• Record extracts:
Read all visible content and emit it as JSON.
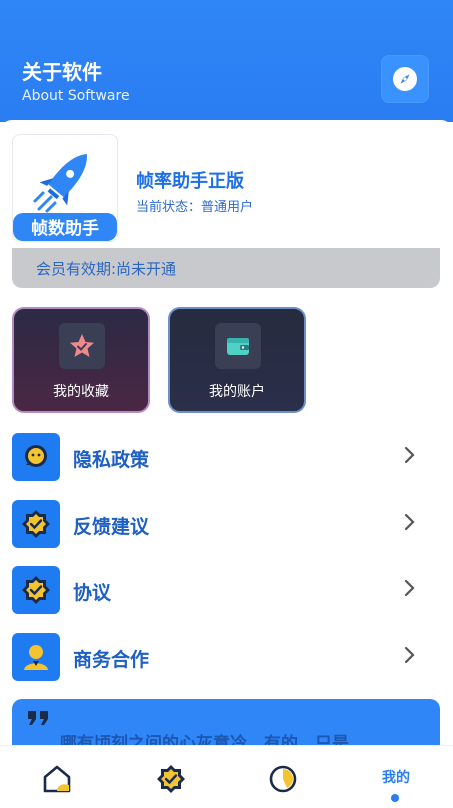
{
  "header": {
    "title": "关于软件",
    "subtitle": "About Software",
    "icon": "compass-icon"
  },
  "app": {
    "logo_text": "帧数助手",
    "name": "帧率助手正版",
    "status": "当前状态：普通用户",
    "membership": "会员有效期:尚未开通"
  },
  "tiles": [
    {
      "label": "我的收藏",
      "icon": "star-icon"
    },
    {
      "label": "我的账户",
      "icon": "wallet-icon"
    }
  ],
  "menu": [
    {
      "label": "隐私政策",
      "icon": "chat-bubble-icon"
    },
    {
      "label": "反馈建议",
      "icon": "badge-check-icon"
    },
    {
      "label": "协议",
      "icon": "badge-check-icon"
    },
    {
      "label": "商务合作",
      "icon": "person-icon"
    }
  ],
  "quote": {
    "text": "哪有顷刻之间的心灰意冷，有的，只是"
  },
  "tabbar": {
    "items": [
      {
        "icon": "home-icon"
      },
      {
        "icon": "badge-check-icon"
      },
      {
        "icon": "pie-chart-icon"
      },
      {
        "label": "我的"
      }
    ],
    "active_index": 3
  },
  "colors": {
    "primary": "#2a7df2",
    "text_blue": "#1e5fc4",
    "tile_dark": "#2b2a45"
  }
}
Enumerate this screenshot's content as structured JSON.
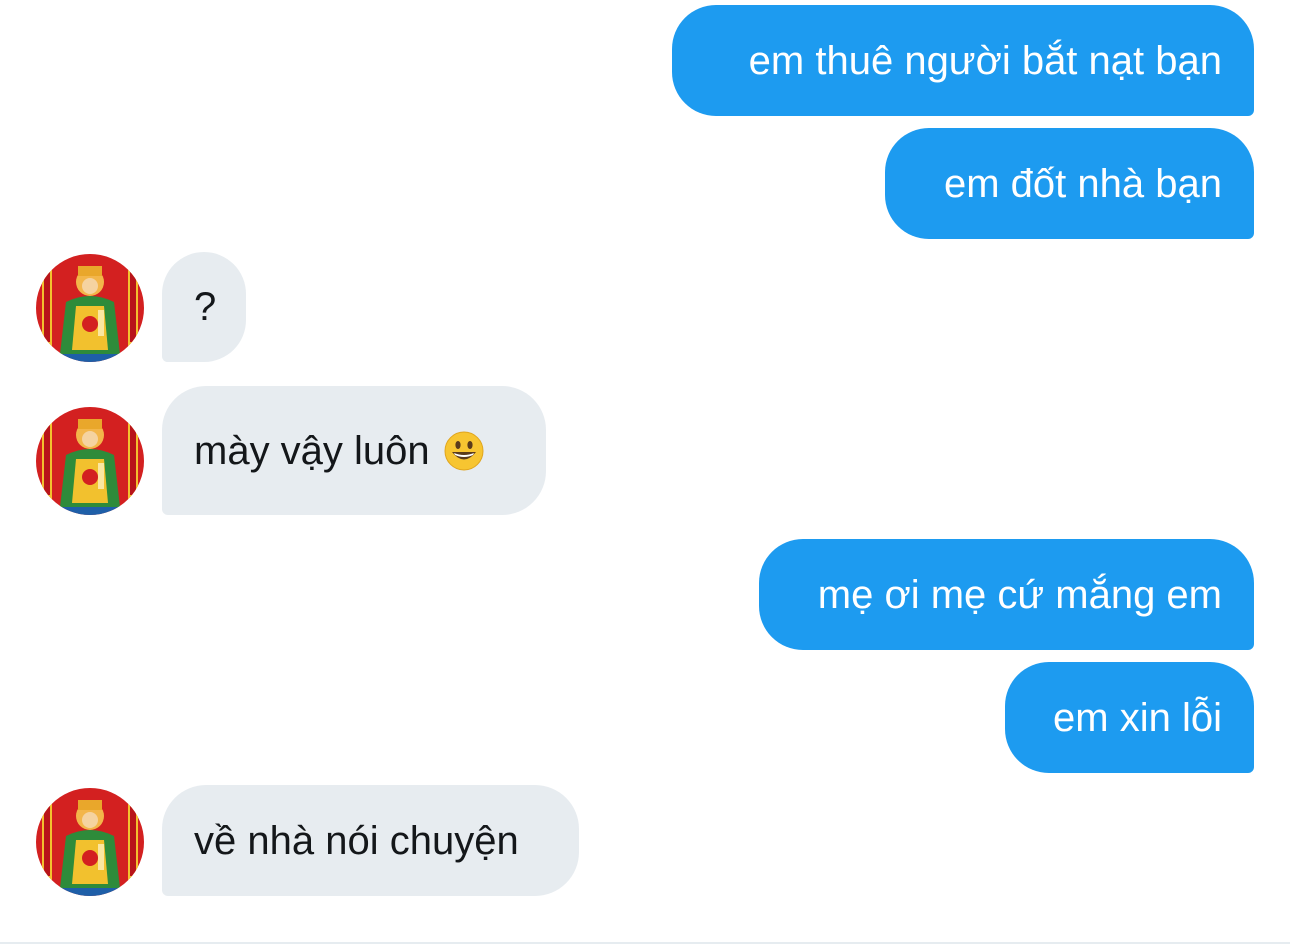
{
  "messages": [
    {
      "side": "out",
      "text": "em thuê người bắt nạt bạn"
    },
    {
      "side": "out",
      "text": "em đốt nhà bạn"
    },
    {
      "side": "in",
      "text": "?"
    },
    {
      "side": "in",
      "text": "mày vậy luôn",
      "emoji": "smiling-face-emoji"
    },
    {
      "side": "out",
      "text": "mẹ ơi mẹ cứ mắng em"
    },
    {
      "side": "out",
      "text": "em xin lỗi"
    },
    {
      "side": "in",
      "text": "về nhà nói chuyện"
    }
  ],
  "colors": {
    "outgoing_bubble": "#1d9bf0",
    "incoming_bubble": "#e7ecf0",
    "outgoing_text": "#ffffff",
    "incoming_text": "#14171a"
  },
  "avatar": {
    "icon": "deity-portrait-avatar"
  }
}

• Short task: Pictures are excluded; copy every other part of the records exactly.

• Complete output:
Read all visible content and emit it as JSON.
{
  "header": {
    "title": "关于软件",
    "subtitle": "About Software",
    "icon": "compass-icon"
  },
  "app": {
    "logo_text": "帧数助手",
    "name": "帧率助手正版",
    "status": "当前状态：普通用户",
    "membership": "会员有效期:尚未开通"
  },
  "tiles": [
    {
      "label": "我的收藏",
      "icon": "star-icon"
    },
    {
      "label": "我的账户",
      "icon": "wallet-icon"
    }
  ],
  "menu": [
    {
      "label": "隐私政策",
      "icon": "chat-bubble-icon"
    },
    {
      "label": "反馈建议",
      "icon": "badge-check-icon"
    },
    {
      "label": "协议",
      "icon": "badge-check-icon"
    },
    {
      "label": "商务合作",
      "icon": "person-icon"
    }
  ],
  "quote": {
    "text": "哪有顷刻之间的心灰意冷，有的，只是"
  },
  "tabbar": {
    "items": [
      {
        "icon": "home-icon"
      },
      {
        "icon": "badge-check-icon"
      },
      {
        "icon": "pie-chart-icon"
      },
      {
        "label": "我的"
      }
    ],
    "active_index": 3
  },
  "colors": {
    "primary": "#2a7df2",
    "text_blue": "#1e5fc4",
    "tile_dark": "#2b2a45"
  }
}
Enumerate this screenshot's content as structured JSON.
{
  "messages": [
    {
      "side": "out",
      "text": "em thuê người bắt nạt bạn"
    },
    {
      "side": "out",
      "text": "em đốt nhà bạn"
    },
    {
      "side": "in",
      "text": "?"
    },
    {
      "side": "in",
      "text": "mày vậy luôn",
      "emoji": "smiling-face-emoji"
    },
    {
      "side": "out",
      "text": "mẹ ơi mẹ cứ mắng em"
    },
    {
      "side": "out",
      "text": "em xin lỗi"
    },
    {
      "side": "in",
      "text": "về nhà nói chuyện"
    }
  ],
  "colors": {
    "outgoing_bubble": "#1d9bf0",
    "incoming_bubble": "#e7ecf0",
    "outgoing_text": "#ffffff",
    "incoming_text": "#14171a"
  },
  "avatar": {
    "icon": "deity-portrait-avatar"
  }
}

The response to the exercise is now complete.